#### What you need to do
Restate the whole listing word for word. Pictures are left out.
----------------------------------------
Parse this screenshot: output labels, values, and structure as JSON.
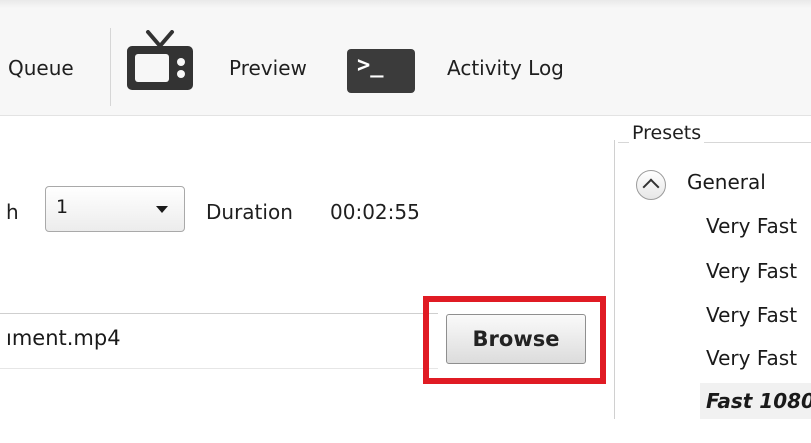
{
  "toolbar": {
    "queue_label": "Queue",
    "preview_label": "Preview",
    "activity_log_label": "Activity Log",
    "preview_icon": "tv-icon",
    "activity_log_icon": "terminal-icon",
    "terminal_glyph": ">_"
  },
  "source": {
    "partial_label": "h",
    "title_value": "1",
    "duration_label": "Duration",
    "duration_value": "00:02:55"
  },
  "destination": {
    "file_value": "ıment.mp4",
    "browse_label": "Browse",
    "highlight_color": "#e01b24"
  },
  "presets": {
    "legend": "Presets",
    "category": "General",
    "items": [
      "Very Fast",
      "Very Fast",
      "Very Fast",
      "Very Fast",
      "Fast 1080"
    ],
    "selected_index": 4
  }
}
----------------------------------------
#### Task solution
Parse this screenshot: output labels, values, and structure as JSON.
{
  "toolbar": {
    "queue_label": "Queue",
    "preview_label": "Preview",
    "activity_log_label": "Activity Log",
    "preview_icon": "tv-icon",
    "activity_log_icon": "terminal-icon",
    "terminal_glyph": ">_"
  },
  "source": {
    "partial_label": "h",
    "title_value": "1",
    "duration_label": "Duration",
    "duration_value": "00:02:55"
  },
  "destination": {
    "file_value": "ıment.mp4",
    "browse_label": "Browse",
    "highlight_color": "#e01b24"
  },
  "presets": {
    "legend": "Presets",
    "category": "General",
    "items": [
      "Very Fast",
      "Very Fast",
      "Very Fast",
      "Very Fast",
      "Fast 1080"
    ],
    "selected_index": 4
  }
}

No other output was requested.